● Exercise directions: Answer with one number: the count of lines in the listing below that hold the word "name".

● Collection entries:
= = = =

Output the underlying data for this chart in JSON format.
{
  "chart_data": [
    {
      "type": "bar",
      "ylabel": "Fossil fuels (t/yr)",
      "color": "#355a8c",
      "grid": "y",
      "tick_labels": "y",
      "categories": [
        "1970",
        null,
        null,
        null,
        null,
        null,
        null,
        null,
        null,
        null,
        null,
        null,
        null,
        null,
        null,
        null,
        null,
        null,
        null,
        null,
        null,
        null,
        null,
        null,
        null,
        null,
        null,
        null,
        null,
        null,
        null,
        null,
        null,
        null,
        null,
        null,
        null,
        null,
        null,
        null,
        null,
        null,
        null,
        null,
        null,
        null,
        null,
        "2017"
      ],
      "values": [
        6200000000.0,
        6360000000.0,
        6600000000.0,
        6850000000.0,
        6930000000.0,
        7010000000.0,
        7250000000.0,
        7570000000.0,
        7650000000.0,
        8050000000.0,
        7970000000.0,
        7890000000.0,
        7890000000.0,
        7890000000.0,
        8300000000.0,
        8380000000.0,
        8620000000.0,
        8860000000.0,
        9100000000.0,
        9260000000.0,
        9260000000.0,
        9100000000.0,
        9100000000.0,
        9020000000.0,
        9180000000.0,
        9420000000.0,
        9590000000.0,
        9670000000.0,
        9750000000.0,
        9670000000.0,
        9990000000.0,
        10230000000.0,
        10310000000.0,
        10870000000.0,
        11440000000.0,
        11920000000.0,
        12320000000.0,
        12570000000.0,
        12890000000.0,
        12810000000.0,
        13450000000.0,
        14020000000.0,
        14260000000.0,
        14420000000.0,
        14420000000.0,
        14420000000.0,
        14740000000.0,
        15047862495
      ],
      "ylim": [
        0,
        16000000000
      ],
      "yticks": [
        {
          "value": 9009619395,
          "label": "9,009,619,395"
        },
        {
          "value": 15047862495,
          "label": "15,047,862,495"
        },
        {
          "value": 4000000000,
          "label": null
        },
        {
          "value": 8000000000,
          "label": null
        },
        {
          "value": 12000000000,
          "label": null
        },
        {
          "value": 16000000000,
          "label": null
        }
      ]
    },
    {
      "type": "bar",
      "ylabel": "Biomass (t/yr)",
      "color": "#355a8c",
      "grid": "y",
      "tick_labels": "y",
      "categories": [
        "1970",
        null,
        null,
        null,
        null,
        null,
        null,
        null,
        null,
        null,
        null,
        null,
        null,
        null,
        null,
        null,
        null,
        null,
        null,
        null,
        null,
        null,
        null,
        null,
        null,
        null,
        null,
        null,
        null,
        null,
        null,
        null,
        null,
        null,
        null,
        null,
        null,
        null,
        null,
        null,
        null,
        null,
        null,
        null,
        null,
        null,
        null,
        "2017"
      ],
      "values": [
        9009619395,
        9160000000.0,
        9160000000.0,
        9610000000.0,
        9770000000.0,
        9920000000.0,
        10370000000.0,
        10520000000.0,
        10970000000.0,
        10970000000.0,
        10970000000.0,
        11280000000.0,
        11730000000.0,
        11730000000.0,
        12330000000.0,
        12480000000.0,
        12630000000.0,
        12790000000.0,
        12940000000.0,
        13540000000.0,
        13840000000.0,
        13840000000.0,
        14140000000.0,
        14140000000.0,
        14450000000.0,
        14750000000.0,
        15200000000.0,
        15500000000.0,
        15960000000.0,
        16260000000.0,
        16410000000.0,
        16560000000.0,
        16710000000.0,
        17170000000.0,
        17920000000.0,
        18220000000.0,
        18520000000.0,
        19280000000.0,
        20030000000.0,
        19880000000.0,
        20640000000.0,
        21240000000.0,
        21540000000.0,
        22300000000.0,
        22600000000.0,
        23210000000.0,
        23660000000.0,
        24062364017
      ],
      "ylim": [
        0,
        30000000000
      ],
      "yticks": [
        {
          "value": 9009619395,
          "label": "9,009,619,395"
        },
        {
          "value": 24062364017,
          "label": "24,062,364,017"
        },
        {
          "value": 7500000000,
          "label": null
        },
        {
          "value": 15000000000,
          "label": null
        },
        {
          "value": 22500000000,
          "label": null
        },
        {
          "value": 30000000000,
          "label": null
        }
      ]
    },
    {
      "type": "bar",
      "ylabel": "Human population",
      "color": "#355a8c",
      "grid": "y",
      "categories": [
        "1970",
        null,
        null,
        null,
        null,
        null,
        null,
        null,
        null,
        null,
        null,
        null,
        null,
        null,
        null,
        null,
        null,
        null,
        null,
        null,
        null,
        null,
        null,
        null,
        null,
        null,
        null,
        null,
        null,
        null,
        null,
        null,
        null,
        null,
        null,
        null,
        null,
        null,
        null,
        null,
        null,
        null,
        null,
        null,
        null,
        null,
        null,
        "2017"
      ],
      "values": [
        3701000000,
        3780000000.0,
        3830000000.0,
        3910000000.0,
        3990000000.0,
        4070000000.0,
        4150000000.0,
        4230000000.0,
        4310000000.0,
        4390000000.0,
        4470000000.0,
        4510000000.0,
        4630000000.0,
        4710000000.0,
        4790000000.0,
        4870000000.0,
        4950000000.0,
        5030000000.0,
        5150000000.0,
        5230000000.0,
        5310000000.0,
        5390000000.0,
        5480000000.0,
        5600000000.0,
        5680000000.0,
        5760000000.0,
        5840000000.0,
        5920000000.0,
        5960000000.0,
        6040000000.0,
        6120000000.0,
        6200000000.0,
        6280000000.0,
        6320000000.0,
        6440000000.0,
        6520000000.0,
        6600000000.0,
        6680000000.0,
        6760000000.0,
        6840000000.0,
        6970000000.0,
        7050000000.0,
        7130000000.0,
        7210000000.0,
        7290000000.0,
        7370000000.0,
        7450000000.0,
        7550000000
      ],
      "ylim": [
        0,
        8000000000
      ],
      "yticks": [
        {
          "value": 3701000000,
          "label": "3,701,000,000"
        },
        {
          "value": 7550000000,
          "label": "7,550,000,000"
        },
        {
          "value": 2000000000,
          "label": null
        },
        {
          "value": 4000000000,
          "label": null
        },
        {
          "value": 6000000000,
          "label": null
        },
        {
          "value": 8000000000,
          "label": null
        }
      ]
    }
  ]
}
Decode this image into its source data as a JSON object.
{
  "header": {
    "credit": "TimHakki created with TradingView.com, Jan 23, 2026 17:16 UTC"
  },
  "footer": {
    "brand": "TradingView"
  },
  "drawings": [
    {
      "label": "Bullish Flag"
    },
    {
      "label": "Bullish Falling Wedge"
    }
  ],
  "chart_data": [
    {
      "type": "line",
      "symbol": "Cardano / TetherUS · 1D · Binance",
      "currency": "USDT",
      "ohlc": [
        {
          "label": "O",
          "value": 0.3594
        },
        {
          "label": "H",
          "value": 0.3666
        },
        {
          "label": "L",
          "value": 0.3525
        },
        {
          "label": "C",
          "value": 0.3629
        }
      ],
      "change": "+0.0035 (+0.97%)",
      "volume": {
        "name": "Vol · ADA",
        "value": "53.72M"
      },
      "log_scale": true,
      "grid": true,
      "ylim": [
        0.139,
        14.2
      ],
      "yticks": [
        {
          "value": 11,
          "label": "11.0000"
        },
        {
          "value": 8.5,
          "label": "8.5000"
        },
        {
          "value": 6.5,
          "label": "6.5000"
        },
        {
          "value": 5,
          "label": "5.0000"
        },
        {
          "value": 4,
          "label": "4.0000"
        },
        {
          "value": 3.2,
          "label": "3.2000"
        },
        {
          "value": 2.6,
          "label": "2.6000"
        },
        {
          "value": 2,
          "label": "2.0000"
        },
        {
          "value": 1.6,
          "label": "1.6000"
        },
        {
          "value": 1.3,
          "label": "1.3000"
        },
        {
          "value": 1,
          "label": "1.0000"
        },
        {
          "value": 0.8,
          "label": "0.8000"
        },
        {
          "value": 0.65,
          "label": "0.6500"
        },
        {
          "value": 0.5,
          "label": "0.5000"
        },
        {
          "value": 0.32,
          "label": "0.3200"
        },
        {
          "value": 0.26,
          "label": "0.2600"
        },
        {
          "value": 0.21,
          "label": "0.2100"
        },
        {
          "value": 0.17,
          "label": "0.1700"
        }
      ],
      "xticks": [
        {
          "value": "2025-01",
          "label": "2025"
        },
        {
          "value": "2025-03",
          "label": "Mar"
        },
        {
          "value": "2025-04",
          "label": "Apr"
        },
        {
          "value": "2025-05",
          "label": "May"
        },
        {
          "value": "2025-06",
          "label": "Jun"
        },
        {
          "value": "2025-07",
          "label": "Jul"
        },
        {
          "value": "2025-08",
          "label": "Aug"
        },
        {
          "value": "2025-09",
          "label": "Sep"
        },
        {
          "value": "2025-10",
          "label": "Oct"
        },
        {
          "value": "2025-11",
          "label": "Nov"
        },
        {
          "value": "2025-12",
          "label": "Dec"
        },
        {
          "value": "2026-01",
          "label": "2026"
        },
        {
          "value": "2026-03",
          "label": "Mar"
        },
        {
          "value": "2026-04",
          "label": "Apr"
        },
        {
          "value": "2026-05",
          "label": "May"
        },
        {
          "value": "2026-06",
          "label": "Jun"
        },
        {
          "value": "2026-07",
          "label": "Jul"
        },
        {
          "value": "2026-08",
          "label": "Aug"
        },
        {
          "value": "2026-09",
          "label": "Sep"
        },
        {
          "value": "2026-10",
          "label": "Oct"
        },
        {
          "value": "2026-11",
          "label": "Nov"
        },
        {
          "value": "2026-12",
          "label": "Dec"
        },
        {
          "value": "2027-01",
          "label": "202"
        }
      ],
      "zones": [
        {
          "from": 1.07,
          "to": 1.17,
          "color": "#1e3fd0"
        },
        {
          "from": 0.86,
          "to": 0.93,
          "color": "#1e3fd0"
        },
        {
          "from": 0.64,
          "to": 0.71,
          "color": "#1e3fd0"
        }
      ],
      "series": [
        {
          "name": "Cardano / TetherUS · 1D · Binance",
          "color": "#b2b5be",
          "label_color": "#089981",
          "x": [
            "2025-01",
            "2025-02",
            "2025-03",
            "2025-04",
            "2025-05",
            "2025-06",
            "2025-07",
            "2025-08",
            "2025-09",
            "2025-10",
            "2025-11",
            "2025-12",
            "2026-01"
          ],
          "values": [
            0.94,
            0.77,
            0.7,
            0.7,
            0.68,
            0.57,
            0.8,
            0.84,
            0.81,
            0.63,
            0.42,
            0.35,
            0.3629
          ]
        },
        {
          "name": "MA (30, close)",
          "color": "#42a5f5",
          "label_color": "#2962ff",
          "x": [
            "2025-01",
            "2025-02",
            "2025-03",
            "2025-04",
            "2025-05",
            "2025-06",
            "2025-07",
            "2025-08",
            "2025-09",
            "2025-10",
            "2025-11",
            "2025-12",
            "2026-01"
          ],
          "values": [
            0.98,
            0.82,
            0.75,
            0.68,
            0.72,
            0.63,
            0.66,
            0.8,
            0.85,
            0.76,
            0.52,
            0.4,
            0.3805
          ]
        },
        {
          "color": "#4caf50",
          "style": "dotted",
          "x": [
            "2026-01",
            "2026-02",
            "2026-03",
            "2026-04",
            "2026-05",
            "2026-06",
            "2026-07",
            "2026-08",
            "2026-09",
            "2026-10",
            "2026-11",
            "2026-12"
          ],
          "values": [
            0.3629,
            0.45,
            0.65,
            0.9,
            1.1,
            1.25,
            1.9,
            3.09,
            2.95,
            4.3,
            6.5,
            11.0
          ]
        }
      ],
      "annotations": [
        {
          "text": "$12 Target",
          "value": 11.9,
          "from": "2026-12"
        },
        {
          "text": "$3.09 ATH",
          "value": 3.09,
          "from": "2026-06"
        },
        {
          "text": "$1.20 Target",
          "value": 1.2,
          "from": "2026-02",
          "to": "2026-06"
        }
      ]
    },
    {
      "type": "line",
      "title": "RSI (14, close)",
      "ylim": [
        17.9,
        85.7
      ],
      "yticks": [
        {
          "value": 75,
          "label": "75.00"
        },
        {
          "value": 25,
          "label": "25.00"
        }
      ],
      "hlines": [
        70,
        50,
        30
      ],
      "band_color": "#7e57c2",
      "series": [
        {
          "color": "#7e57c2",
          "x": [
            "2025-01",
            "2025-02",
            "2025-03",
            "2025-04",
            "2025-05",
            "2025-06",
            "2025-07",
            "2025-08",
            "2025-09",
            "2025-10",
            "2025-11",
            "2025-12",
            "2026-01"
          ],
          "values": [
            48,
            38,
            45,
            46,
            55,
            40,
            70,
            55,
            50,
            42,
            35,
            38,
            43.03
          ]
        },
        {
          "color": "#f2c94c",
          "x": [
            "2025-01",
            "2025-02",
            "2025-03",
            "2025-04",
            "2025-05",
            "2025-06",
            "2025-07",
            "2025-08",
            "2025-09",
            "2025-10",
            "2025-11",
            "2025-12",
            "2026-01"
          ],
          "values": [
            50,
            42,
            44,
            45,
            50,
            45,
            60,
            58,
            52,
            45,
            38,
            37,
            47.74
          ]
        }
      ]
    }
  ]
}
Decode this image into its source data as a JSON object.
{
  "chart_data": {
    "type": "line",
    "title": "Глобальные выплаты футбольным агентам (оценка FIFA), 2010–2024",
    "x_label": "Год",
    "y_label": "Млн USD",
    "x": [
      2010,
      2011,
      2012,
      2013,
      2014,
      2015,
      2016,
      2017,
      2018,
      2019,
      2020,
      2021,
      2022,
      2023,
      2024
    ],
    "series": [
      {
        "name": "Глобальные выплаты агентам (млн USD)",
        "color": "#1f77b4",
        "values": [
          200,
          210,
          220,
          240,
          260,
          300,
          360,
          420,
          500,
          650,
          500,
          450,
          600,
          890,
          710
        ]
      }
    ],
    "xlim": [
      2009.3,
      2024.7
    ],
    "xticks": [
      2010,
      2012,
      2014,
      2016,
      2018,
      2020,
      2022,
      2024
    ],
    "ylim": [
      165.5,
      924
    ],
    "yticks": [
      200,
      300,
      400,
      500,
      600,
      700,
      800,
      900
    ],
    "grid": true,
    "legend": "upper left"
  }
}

= = = =

● Response for this exercise: 4